# [YOUR INSTRUCTIONS]
Render each line of the listing below as a Markdown table with two columns, Row for the row number and Line for the line itself, and skip any blank lines. Leave the pictures out of the answer.

* * *

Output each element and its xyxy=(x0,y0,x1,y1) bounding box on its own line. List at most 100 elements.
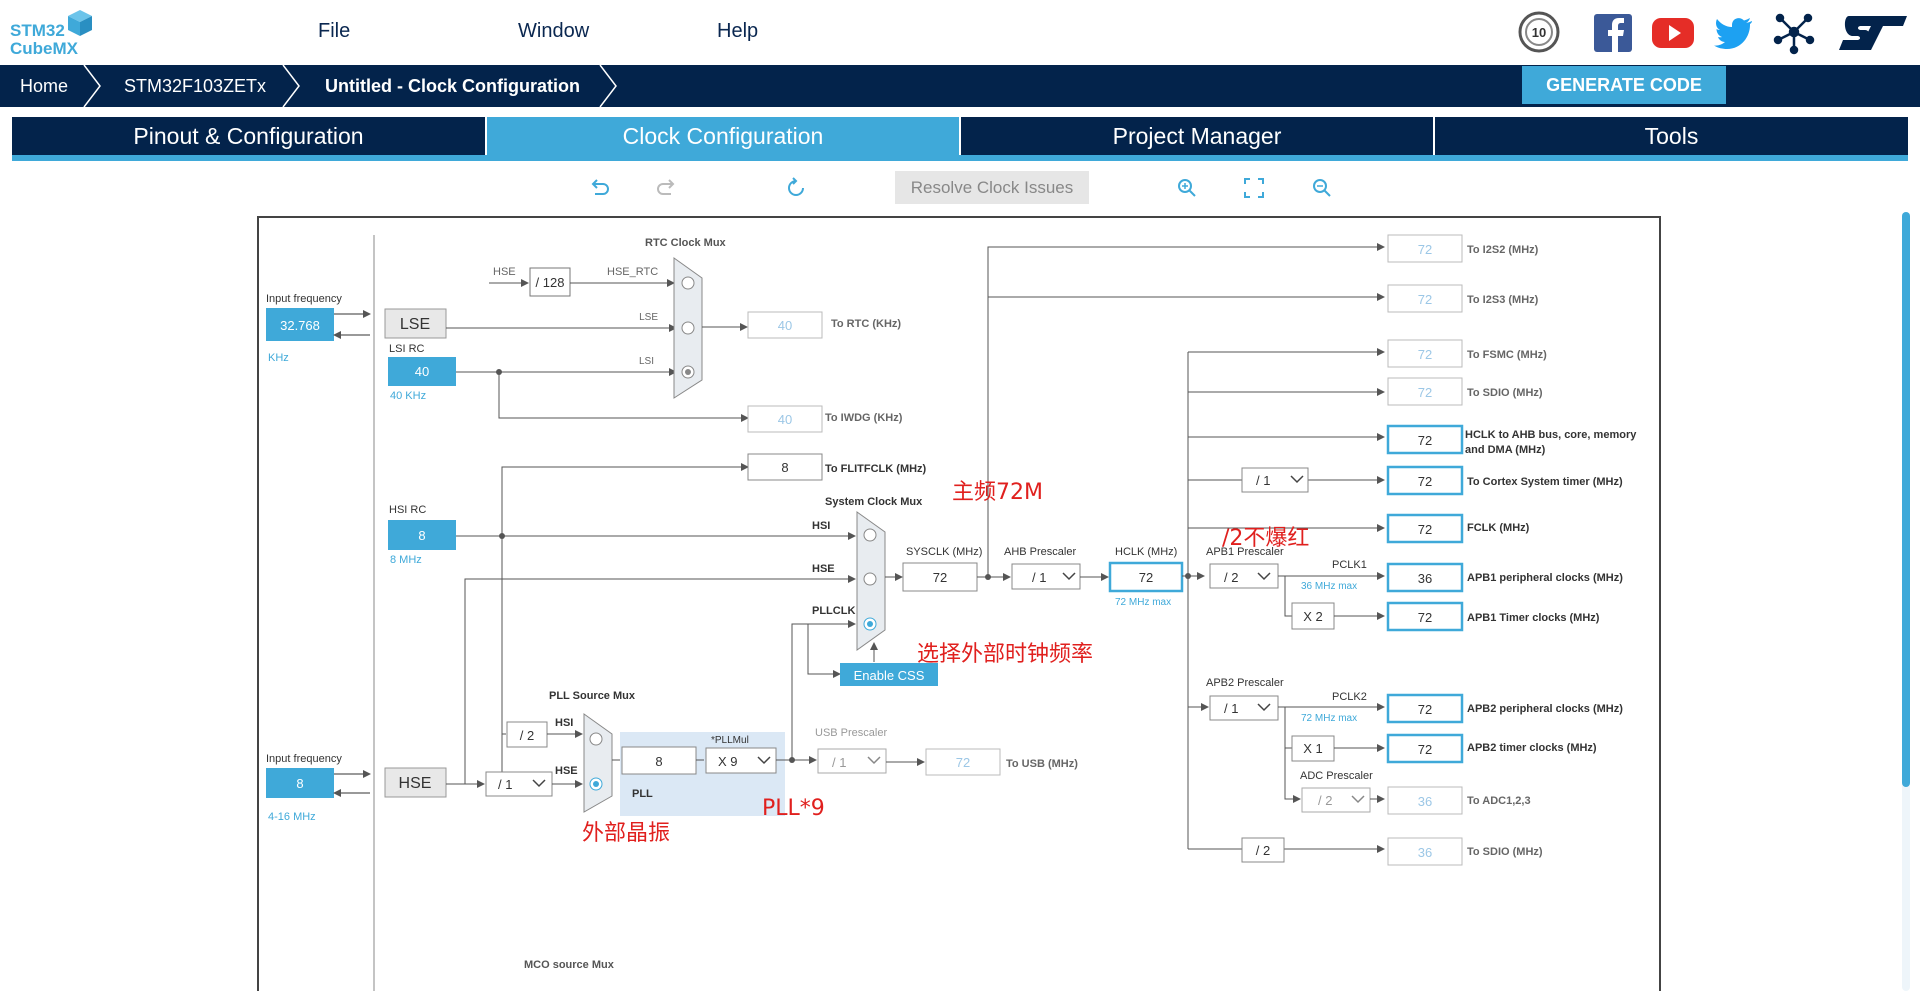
top-bar: STM32 CubeMX File Window Help 10 xyxy=(0,0,1920,65)
mco-source-mux-title: MCO source Mux xyxy=(524,959,615,971)
clock-tree-canvas: Input frequency 32.768 KHz LSE LSE LSI R… xyxy=(257,216,1661,991)
output-value-i2s2: 72 xyxy=(1418,242,1432,257)
annotation-main-freq: 主频72M xyxy=(952,480,1043,505)
zoom-out-icon[interactable] xyxy=(1310,176,1334,200)
apb2-prescaler-label: APB2 Prescaler xyxy=(1206,677,1284,689)
lsi-value: 40 xyxy=(415,364,429,379)
output-label-adc: To ADC1,2,3 xyxy=(1467,795,1531,807)
pll-hsi-div-value: / 2 xyxy=(520,728,534,743)
logo-text-line1: STM32 xyxy=(10,21,65,40)
menu-window[interactable]: Window xyxy=(518,20,589,43)
output-label-cortex: To Cortex System timer (MHz) xyxy=(1467,476,1623,488)
rtc-mux-radio-lse[interactable] xyxy=(681,321,695,335)
menu-file[interactable]: File xyxy=(318,20,350,43)
lse-label: LSE xyxy=(400,316,430,333)
cortex-prescaler-value: / 1 xyxy=(1256,473,1270,488)
network-icon[interactable] xyxy=(1770,8,1818,56)
menu-help[interactable]: Help xyxy=(717,20,758,43)
rtc-output-value: 40 xyxy=(778,318,792,333)
sys-mux-hsi-label: HSI xyxy=(812,520,830,532)
youtube-icon[interactable] xyxy=(1650,8,1698,56)
pll-source-mux xyxy=(583,713,613,813)
output-value-sdio2: 36 xyxy=(1418,845,1432,860)
rtc-hse-rtc-label: HSE_RTC xyxy=(607,266,658,278)
output-label-apb1-timer: APB1 Timer clocks (MHz) xyxy=(1467,612,1600,624)
output-label-fclk: FCLK (MHz) xyxy=(1467,522,1530,534)
apb2-prescaler-select[interactable] xyxy=(1209,695,1279,721)
fit-icon[interactable] xyxy=(1242,176,1266,200)
pclk2-max: 72 MHz max xyxy=(1301,713,1357,724)
rtc-lse-label: LSE xyxy=(639,312,658,323)
twitter-icon[interactable] xyxy=(1710,8,1758,56)
annotation-external-crystal: 外部晶振 xyxy=(582,821,671,846)
breadcrumb-device[interactable]: STM32F103ZETx xyxy=(124,65,266,107)
pclk1-label: PCLK1 xyxy=(1332,559,1367,571)
output-label-apb2-timer: APB2 timer clocks (MHz) xyxy=(1467,742,1597,754)
output-label-i2s3: To I2S3 (MHz) xyxy=(1467,294,1539,306)
st-logo-icon[interactable] xyxy=(1835,8,1910,56)
stm32cubemx-logo[interactable]: STM32 CubeMX xyxy=(10,6,100,62)
hse-unit: 4-16 MHz xyxy=(268,811,316,823)
ahb-prescaler-value: / 1 xyxy=(1032,570,1046,585)
hse-input-label: Input frequency xyxy=(266,753,342,765)
hsi-rc-label: HSI RC xyxy=(389,504,426,516)
output-label-i2s2: To I2S2 (MHz) xyxy=(1467,244,1539,256)
tab-clock-configuration[interactable]: Clock Configuration xyxy=(487,117,959,155)
sys-mux-title: System Clock Mux xyxy=(825,496,923,508)
flitfclk-output-label: To FLITFCLK (MHz) xyxy=(825,463,927,475)
output-value-fsmc: 72 xyxy=(1418,347,1432,362)
hse-prediv-select[interactable] xyxy=(485,771,553,797)
ahb-prescaler-label: AHB Prescaler xyxy=(1004,546,1076,558)
annotation-no-red: /2不爆红 xyxy=(1222,526,1310,551)
generate-code-button[interactable]: GENERATE CODE xyxy=(1522,66,1726,104)
tab-underline xyxy=(12,155,1908,161)
output-value-adc: 36 xyxy=(1418,794,1432,809)
breadcrumb: Home STM32F103ZETx Untitled - Clock Conf… xyxy=(0,65,1920,107)
tab-tools[interactable]: Tools xyxy=(1435,117,1908,155)
refresh-icon[interactable] xyxy=(784,176,808,200)
chevron-right-icon xyxy=(599,65,617,107)
rtc-div-value: / 128 xyxy=(536,275,565,290)
scrollbar-thumb[interactable] xyxy=(1902,212,1910,787)
hse-label: HSE xyxy=(399,775,432,792)
redo-icon[interactable] xyxy=(655,176,679,200)
sys-mux-radio-hse[interactable] xyxy=(863,572,877,586)
zoom-in-icon[interactable] xyxy=(1175,176,1199,200)
enable-css-label: Enable CSS xyxy=(854,668,925,683)
tab-pinout-configuration[interactable]: Pinout & Configuration xyxy=(12,117,485,155)
tab-project-manager[interactable]: Project Manager xyxy=(961,117,1433,155)
hse-input-value: 8 xyxy=(296,776,303,791)
chevron-right-icon xyxy=(282,65,300,107)
lse-unit: KHz xyxy=(268,352,289,364)
output-value-i2s3: 72 xyxy=(1418,292,1432,307)
pclk2-label: PCLK2 xyxy=(1332,691,1367,703)
output-value-apb2-periph: 72 xyxy=(1418,702,1432,717)
breadcrumb-current: Untitled - Clock Configuration xyxy=(325,76,580,96)
sys-mux-radio-hsi[interactable] xyxy=(863,528,877,542)
badge-text: 10 xyxy=(1532,25,1546,40)
hclk-value: 72 xyxy=(1139,570,1153,585)
sys-mux-hse-label: HSE xyxy=(812,563,835,575)
apb2-prescaler-value: / 1 xyxy=(1224,701,1238,716)
annotation-pll9: PLL*9 xyxy=(762,796,825,821)
output-fields-group: 72 To I2S2 (MHz) 72 To I2S3 (MHz) 72 To … xyxy=(1386,234,1636,866)
pllmul-label: *PLLMul xyxy=(711,735,749,746)
output-label-sdio: To SDIO (MHz) xyxy=(1467,387,1543,399)
pll-mux-hsi-label: HSI xyxy=(555,717,573,729)
undo-icon[interactable] xyxy=(587,176,611,200)
sysclk-label: SYSCLK (MHz) xyxy=(906,546,982,558)
annotation-select-external: 选择外部时钟频率 xyxy=(917,642,1094,667)
rtc-lsi-label: LSI xyxy=(639,356,654,367)
facebook-icon[interactable] xyxy=(1592,8,1636,56)
hclk-label: HCLK (MHz) xyxy=(1115,546,1177,558)
rtc-mux-radio-hse[interactable] xyxy=(681,276,695,290)
clock-tree-diagram: Input frequency 32.768 KHz LSE LSE LSI R… xyxy=(266,234,1636,991)
pllmul-value: X 9 xyxy=(718,754,738,769)
output-label-apb2-periph: APB2 peripheral clocks (MHz) xyxy=(1467,703,1623,715)
apb2-timer-mul-value: X 1 xyxy=(1303,741,1323,756)
pll-mux-radio-hsi[interactable] xyxy=(589,732,603,746)
resolve-clock-issues-button[interactable]: Resolve Clock Issues xyxy=(895,171,1089,204)
output-label-sdio2: To SDIO (MHz) xyxy=(1467,846,1543,858)
breadcrumb-home[interactable]: Home xyxy=(20,65,68,107)
anniversary-badge-icon[interactable]: 10 xyxy=(1515,8,1563,56)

* * *

# [SOLUTION FOR THIS EXERCISE]
| Row | Line |
|---|---|
| 1 | Output each element and its xyxy=(x0,y0,x1,y1) bounding box on its own line. List at most 100 elements. |
| 2 | top-bar: STM32 CubeMX File Window Help 10 xyxy=(0,0,1920,65) |
| 3 | mco-source-mux-title: MCO source Mux xyxy=(524,959,615,971) |
| 4 | clock-tree-canvas: Input frequency 32.768 KHz LSE LSE LSI R… xyxy=(257,216,1661,991) |
| 5 | output-value-i2s2: 72 xyxy=(1418,242,1432,257) |
| 6 | annotation-main-freq: 主频72M xyxy=(952,480,1043,505) |
| 7 | zoom-out-icon[interactable] xyxy=(1310,176,1334,200) |
| 8 | apb2-prescaler-label: APB2 Prescaler xyxy=(1206,677,1284,689) |
| 9 | lsi-value: 40 xyxy=(415,364,429,379) |
| 10 | output-label-adc: To ADC1,2,3 xyxy=(1467,795,1531,807) |
| 11 | pll-hsi-div-value: / 2 xyxy=(520,728,534,743) |
| 12 | logo-text-line1: STM32 xyxy=(10,21,65,40) |
| 13 | menu-window[interactable]: Window xyxy=(518,20,589,43) |
| 14 | output-label-cortex: To Cortex System timer (MHz) xyxy=(1467,476,1623,488) |
| 15 | rtc-mux-radio-lse[interactable] xyxy=(681,321,695,335) |
| 16 | menu-file[interactable]: File xyxy=(318,20,350,43) |
| 17 | lse-label: LSE xyxy=(400,316,430,333) |
| 18 | cortex-prescaler-value: / 1 xyxy=(1256,473,1270,488) |
| 19 | network-icon[interactable] xyxy=(1770,8,1818,56) |
| 20 | menu-help[interactable]: Help xyxy=(717,20,758,43) |
| 21 | rtc-output-value: 40 xyxy=(778,318,792,333) |
| 22 | sys-mux-hsi-label: HSI xyxy=(812,520,830,532) |
| 23 | youtube-icon[interactable] xyxy=(1650,8,1698,56) |
| 24 | pll-source-mux xyxy=(583,713,613,813) |
| 25 | output-value-sdio2: 36 xyxy=(1418,845,1432,860) |
| 26 | rtc-hse-rtc-label: HSE_RTC xyxy=(607,266,658,278) |
| 27 | output-label-apb1-timer: APB1 Timer clocks (MHz) xyxy=(1467,612,1600,624) |
| 28 | output-label-fclk: FCLK (MHz) xyxy=(1467,522,1530,534) |
| 29 | apb2-prescaler-select[interactable] xyxy=(1209,695,1279,721) |
| 30 | fit-icon[interactable] xyxy=(1242,176,1266,200) |
| 31 | pclk2-max: 72 MHz max xyxy=(1301,713,1357,724) |
| 32 | rtc-lse-label: LSE xyxy=(639,312,658,323) |
| 33 | twitter-icon[interactable] xyxy=(1710,8,1758,56) |
| 34 | annotation-external-crystal: 外部晶振 xyxy=(582,821,671,846) |
| 35 | breadcrumb-device[interactable]: STM32F103ZETx xyxy=(124,65,266,107) |
| 36 | pclk1-label: PCLK1 xyxy=(1332,559,1367,571) |
| 37 | output-label-apb2-timer: APB2 timer clocks (MHz) xyxy=(1467,742,1597,754) |
| 38 | output-label-i2s3: To I2S3 (MHz) xyxy=(1467,294,1539,306) |
| 39 | st-logo-icon[interactable] xyxy=(1835,8,1910,56) |
| 40 | stm32cubemx-logo[interactable]: STM32 CubeMX xyxy=(10,6,100,62) |
| 41 | hse-unit: 4-16 MHz xyxy=(268,811,316,823) |
| 42 | ahb-prescaler-value: / 1 xyxy=(1032,570,1046,585) |
| 43 | hse-input-label: Input frequency xyxy=(266,753,342,765) |
| 44 | hsi-rc-label: HSI RC xyxy=(389,504,426,516) |
| 45 | output-label-i2s2: To I2S2 (MHz) xyxy=(1467,244,1539,256) |
| 46 | tab-clock-configuration[interactable]: Clock Configuration xyxy=(487,117,959,155) |
| 47 | sys-mux-title: System Clock Mux xyxy=(825,496,923,508) |
| 48 | flitfclk-output-label: To FLITFCLK (MHz) xyxy=(825,463,927,475) |
| 49 | output-value-fsmc: 72 xyxy=(1418,347,1432,362) |
| 50 | hse-prediv-select[interactable] xyxy=(485,771,553,797) |
| 51 | ahb-prescaler-label: AHB Prescaler xyxy=(1004,546,1076,558) |
| 52 | annotation-no-red: /2不爆红 xyxy=(1222,526,1310,551) |
| 53 | generate-code-button[interactable]: GENERATE CODE xyxy=(1522,66,1726,104) |
| 54 | tab-underline xyxy=(12,155,1908,161) |
| 55 | output-value-adc: 36 xyxy=(1418,794,1432,809) |
| 56 | breadcrumb: Home STM32F103ZETx Untitled - Clock Conf… xyxy=(0,65,1920,107) |
| 57 | tab-tools[interactable]: Tools xyxy=(1435,117,1908,155) |
| 58 | refresh-icon[interactable] xyxy=(784,176,808,200) |
| 59 | chevron-right-icon xyxy=(599,65,617,107) |
| 60 | rtc-div-value: / 128 xyxy=(536,275,565,290) |
| 61 | scrollbar-thumb[interactable] xyxy=(1902,212,1910,787) |
| 62 | hse-label: HSE xyxy=(399,775,432,792) |
| 63 | redo-icon[interactable] xyxy=(655,176,679,200) |
| 64 | sys-mux-radio-hse[interactable] xyxy=(863,572,877,586) |
| 65 | zoom-in-icon[interactable] xyxy=(1175,176,1199,200) |
| 66 | enable-css-label: Enable CSS xyxy=(854,668,925,683) |
| 67 | tab-pinout-configuration[interactable]: Pinout & Configuration xyxy=(12,117,485,155) |
| 68 | tab-project-manager[interactable]: Project Manager xyxy=(961,117,1433,155) |
| 69 | hse-input-value: 8 xyxy=(296,776,303,791) |
| 70 | chevron-right-icon xyxy=(282,65,300,107) |
| 71 | lse-unit: KHz xyxy=(268,352,289,364) |
| 72 | output-value-i2s3: 72 xyxy=(1418,292,1432,307) |
| 73 | pclk2-label: PCLK2 xyxy=(1332,691,1367,703) |
| 74 | output-value-apb2-periph: 72 xyxy=(1418,702,1432,717) |
| 75 | breadcrumb-current: Untitled - Clock Configuration xyxy=(325,76,580,96) |
| 76 | sys-mux-radio-hsi[interactable] xyxy=(863,528,877,542) |
| 77 | badge-text: 10 xyxy=(1532,25,1546,40) |
| 78 | hclk-value: 72 xyxy=(1139,570,1153,585) |
| 79 | sys-mux-hse-label: HSE xyxy=(812,563,835,575) |
| 80 | apb2-prescaler-value: / 1 xyxy=(1224,701,1238,716) |
| 81 | annotation-pll9: PLL*9 xyxy=(762,796,825,821) |
| 82 | output-fields-group: 72 To I2S2 (MHz) 72 To I2S3 (MHz) 72 To … xyxy=(1386,234,1636,866) |
| 83 | pllmul-label: *PLLMul xyxy=(711,735,749,746) |
| 84 | output-label-sdio: To SDIO (MHz) xyxy=(1467,387,1543,399) |
| 85 | pll-mux-hsi-label: HSI xyxy=(555,717,573,729) |
| 86 | undo-icon[interactable] xyxy=(587,176,611,200) |
| 87 | sysclk-label: SYSCLK (MHz) xyxy=(906,546,982,558) |
| 88 | annotation-select-external: 选择外部时钟频率 xyxy=(917,642,1094,667) |
| 89 | rtc-lsi-label: LSI xyxy=(639,356,654,367) |
| 90 | facebook-icon[interactable] xyxy=(1592,8,1636,56) |
| 91 | hclk-label: HCLK (MHz) xyxy=(1115,546,1177,558) |
| 92 | rtc-mux-radio-hse[interactable] xyxy=(681,276,695,290) |
| 93 | clock-tree-diagram: Input frequency 32.768 KHz LSE LSE LSI R… xyxy=(266,234,1636,991) |
| 94 | pllmul-value: X 9 xyxy=(718,754,738,769) |
| 95 | output-label-apb2-periph: APB2 peripheral clocks (MHz) xyxy=(1467,703,1623,715) |
| 96 | apb2-timer-mul-value: X 1 xyxy=(1303,741,1323,756) |
| 97 | pll-mux-radio-hsi[interactable] xyxy=(589,732,603,746) |
| 98 | resolve-clock-issues-button[interactable]: Resolve Clock Issues xyxy=(895,171,1089,204) |
| 99 | output-label-sdio2: To SDIO (MHz) xyxy=(1467,846,1543,858) |
| 100 | breadcrumb-home[interactable]: Home xyxy=(20,65,68,107) |
| 101 | anniversary-badge-icon[interactable]: 10 xyxy=(1515,8,1563,56) |